__Exercise prompt__:
Find how many lines in the data below include the word "JSON", then write only that number.

__Data__:
━━━━━━━━━━━━━━━━━━━━━━━━━━━━━━

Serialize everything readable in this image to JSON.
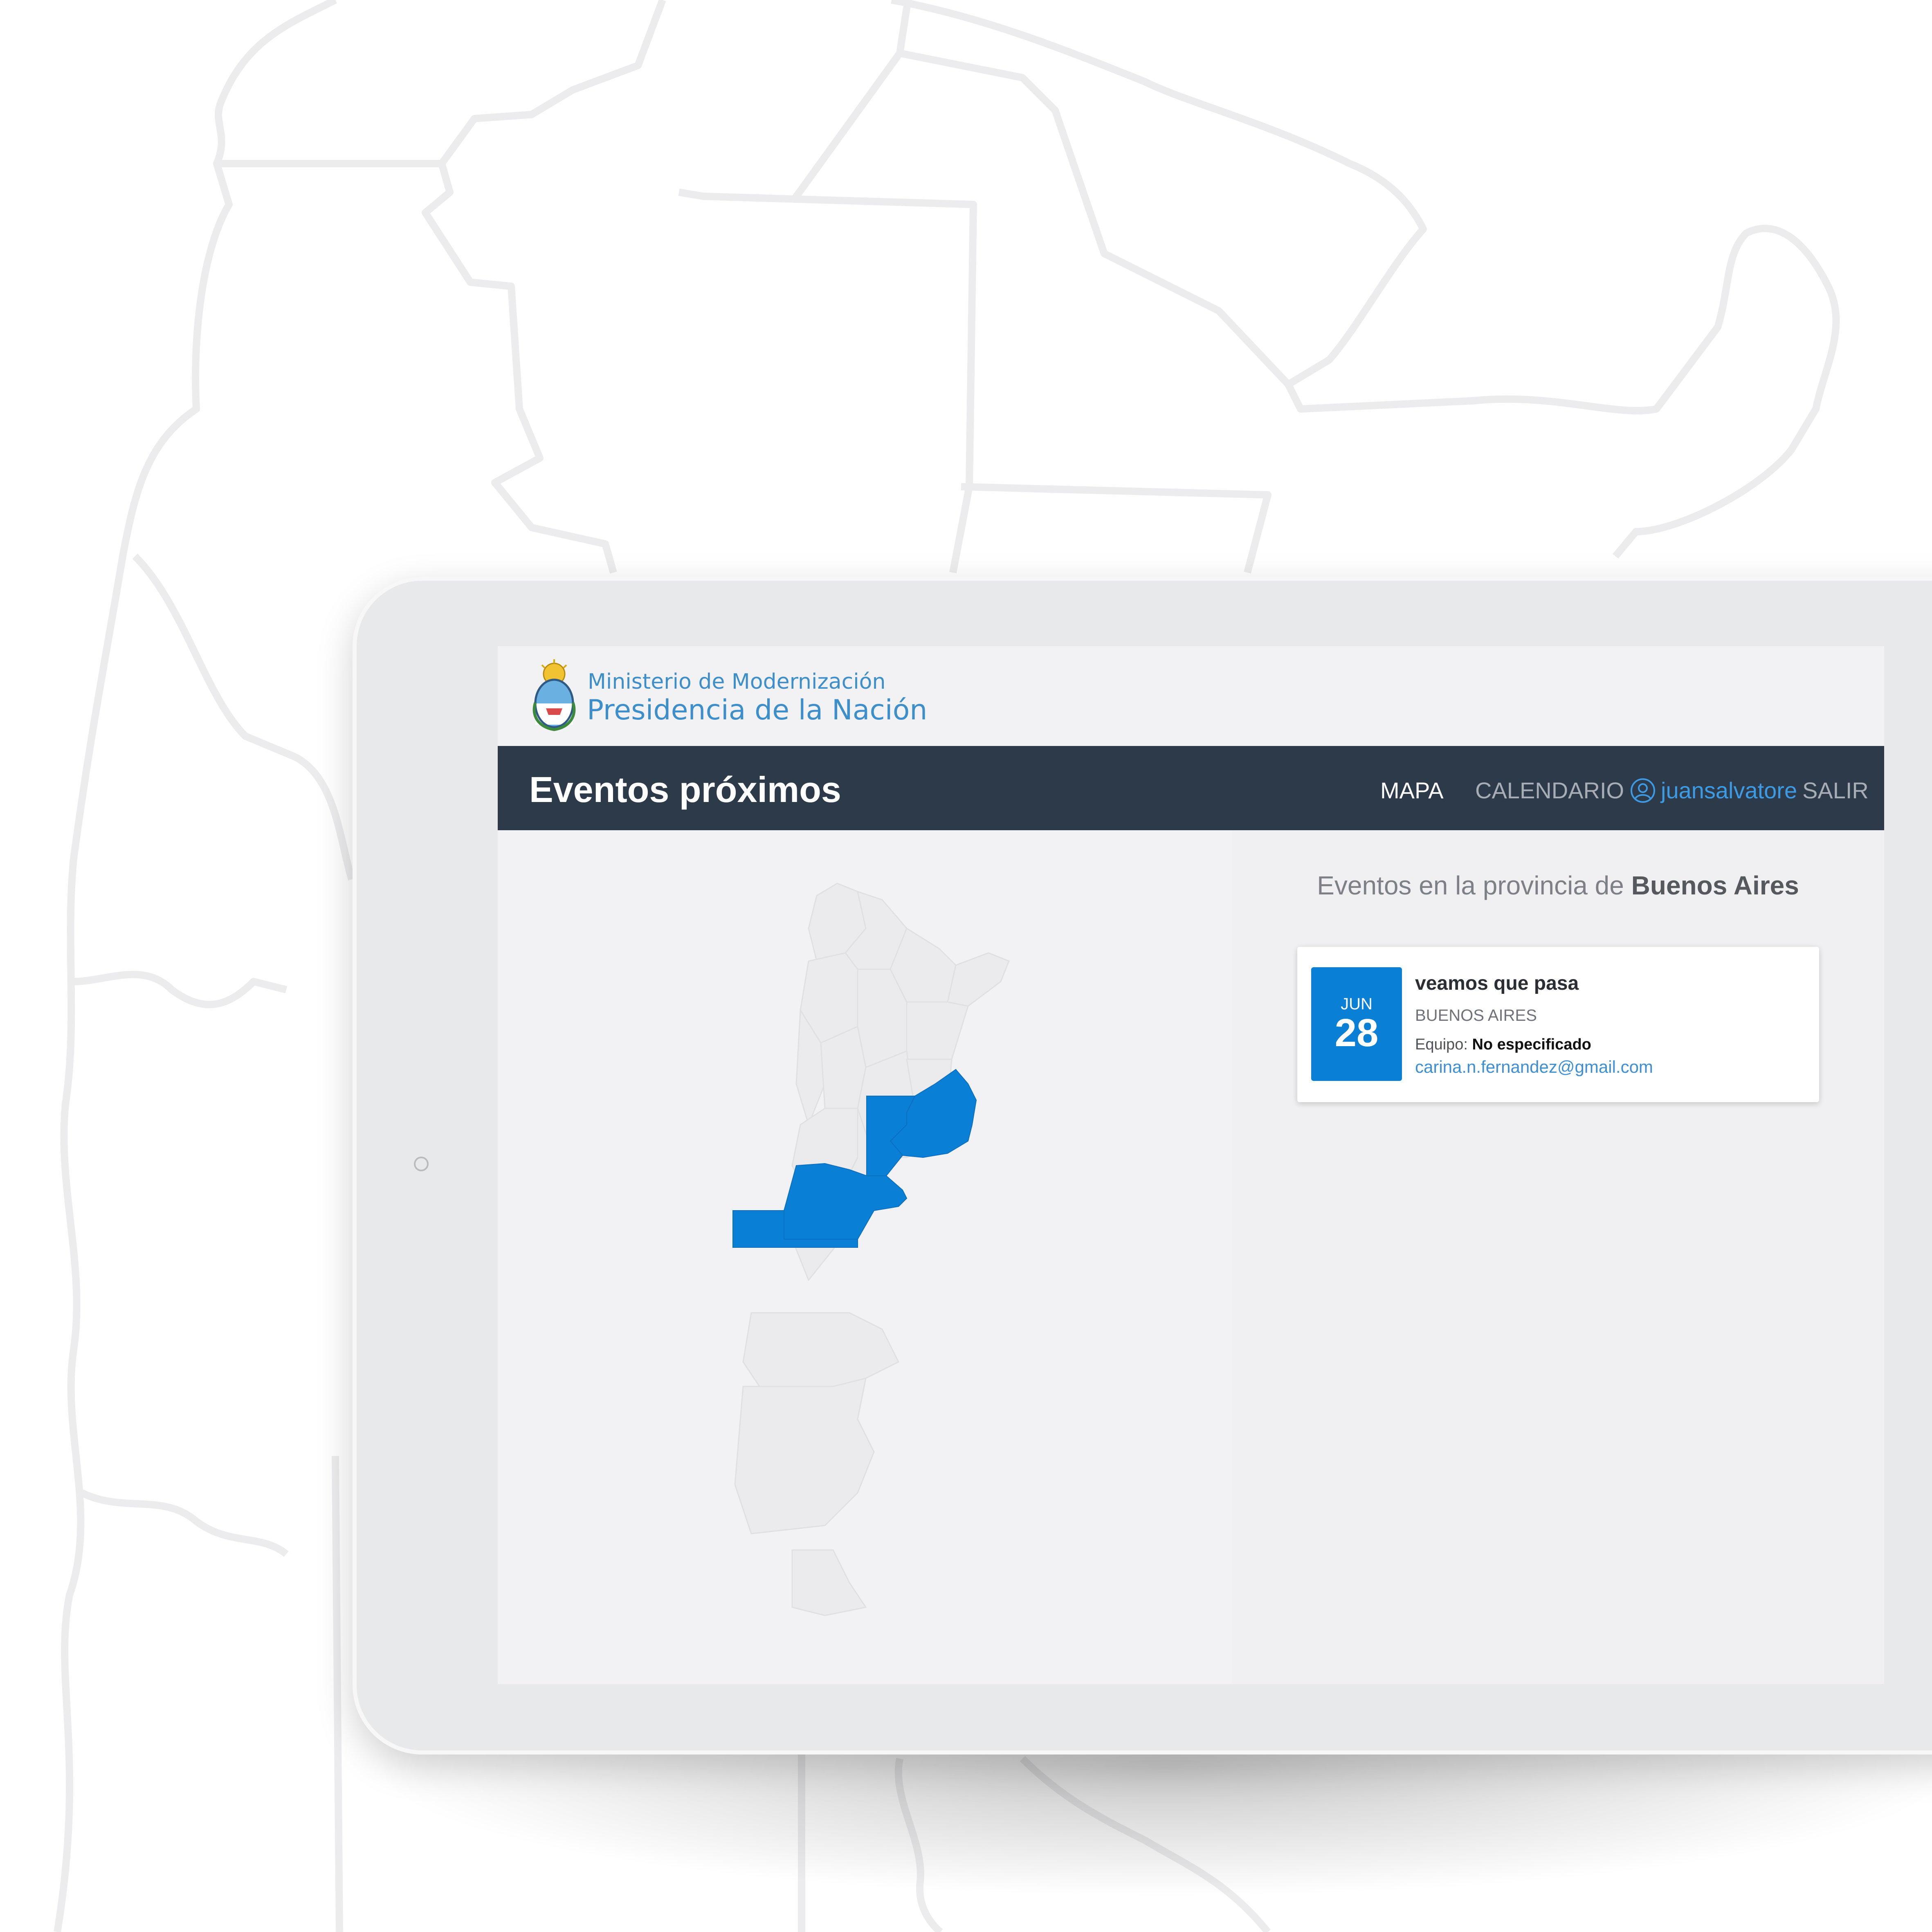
{
  "brand": {
    "ministry": "Ministerio de Modernización",
    "presidency": "Presidencia de la Nación"
  },
  "navbar": {
    "title": "Eventos próximos",
    "links": {
      "mapa": "MAPA",
      "calendario": "CALENDARIO",
      "user": "juansalvatore",
      "salir": "SALIR"
    },
    "active": "MAPA"
  },
  "events": {
    "heading_prefix": "Eventos en la provincia de",
    "province": "Buenos Aires",
    "items": [
      {
        "month": "JUN",
        "day": "28",
        "title": "veamos que pasa",
        "province": "BUENOS AIRES",
        "team_label": "Equipo:",
        "team_value": "No especificado",
        "email": "carina.n.fernandez@gmail.com"
      }
    ]
  },
  "colors": {
    "accent": "#0a7fd6",
    "navbar": "#2d3a4a",
    "brand_text": "#3d8fcb",
    "map_land": "#ebebed",
    "map_selected": "#0a7fd6"
  },
  "icons": {
    "user": "user-circle-icon",
    "coat": "coat-of-arms-icon"
  },
  "map": {
    "highlighted_provinces": [
      "Buenos Aires",
      "La Pampa",
      "Río Negro"
    ]
  }
}
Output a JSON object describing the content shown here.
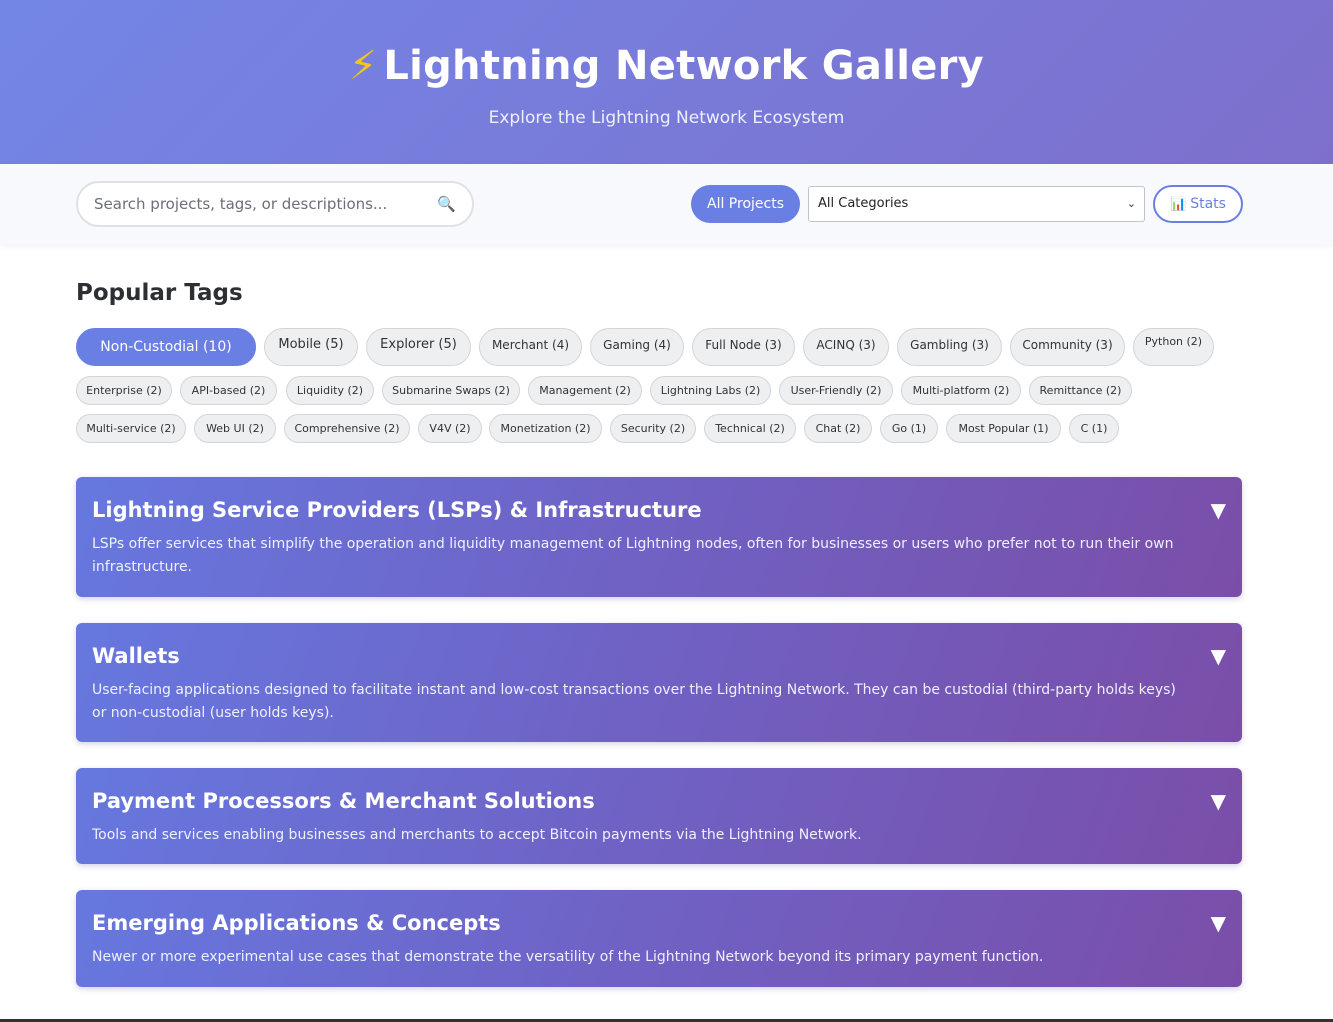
{
  "header": {
    "bolt": "⚡",
    "title": "Lightning Network Gallery",
    "subtitle": "Explore the Lightning Network Ecosystem"
  },
  "toolbar": {
    "search_placeholder": "Search projects, tags, or descriptions...",
    "search_icon": "🔍",
    "all_projects_label": "All Projects",
    "category_select_value": "All Categories",
    "stats_icon": "📊",
    "stats_label": "Stats"
  },
  "tags": {
    "title": "Popular Tags",
    "items": [
      "Non-Custodial (10)",
      "Mobile (5)",
      "Explorer (5)",
      "Merchant (4)",
      "Gaming (4)",
      "Full Node (3)",
      "ACINQ (3)",
      "Gambling (3)",
      "Community (3)",
      "Python (2)",
      "Enterprise (2)",
      "API-based (2)",
      "Liquidity (2)",
      "Submarine Swaps (2)",
      "Management (2)",
      "Lightning Labs (2)",
      "User-Friendly (2)",
      "Multi-platform (2)",
      "Remittance (2)",
      "Multi-service (2)",
      "Web UI (2)",
      "Comprehensive (2)",
      "V4V (2)",
      "Monetization (2)",
      "Security (2)",
      "Technical (2)",
      "Chat (2)",
      "Go (1)",
      "Most Popular (1)",
      "C (1)"
    ]
  },
  "categories": [
    {
      "title": "Lightning Service Providers (LSPs) & Infrastructure",
      "description": "LSPs offer services that simplify the operation and liquidity management of Lightning nodes, often for businesses or users who prefer not to run their own infrastructure."
    },
    {
      "title": "Wallets",
      "description": "User-facing applications designed to facilitate instant and low-cost transactions over the Lightning Network. They can be custodial (third-party holds keys) or non-custodial (user holds keys)."
    },
    {
      "title": "Payment Processors & Merchant Solutions",
      "description": "Tools and services enabling businesses and merchants to accept Bitcoin payments via the Lightning Network."
    },
    {
      "title": "Emerging Applications & Concepts",
      "description": "Newer or more experimental use cases that demonstrate the versatility of the Lightning Network beyond its primary payment function."
    }
  ],
  "expand_arrow": "▼"
}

━━━━━━━━━━━━━━━━━━━━━━━━━━━━━━

__Finished answer__:
2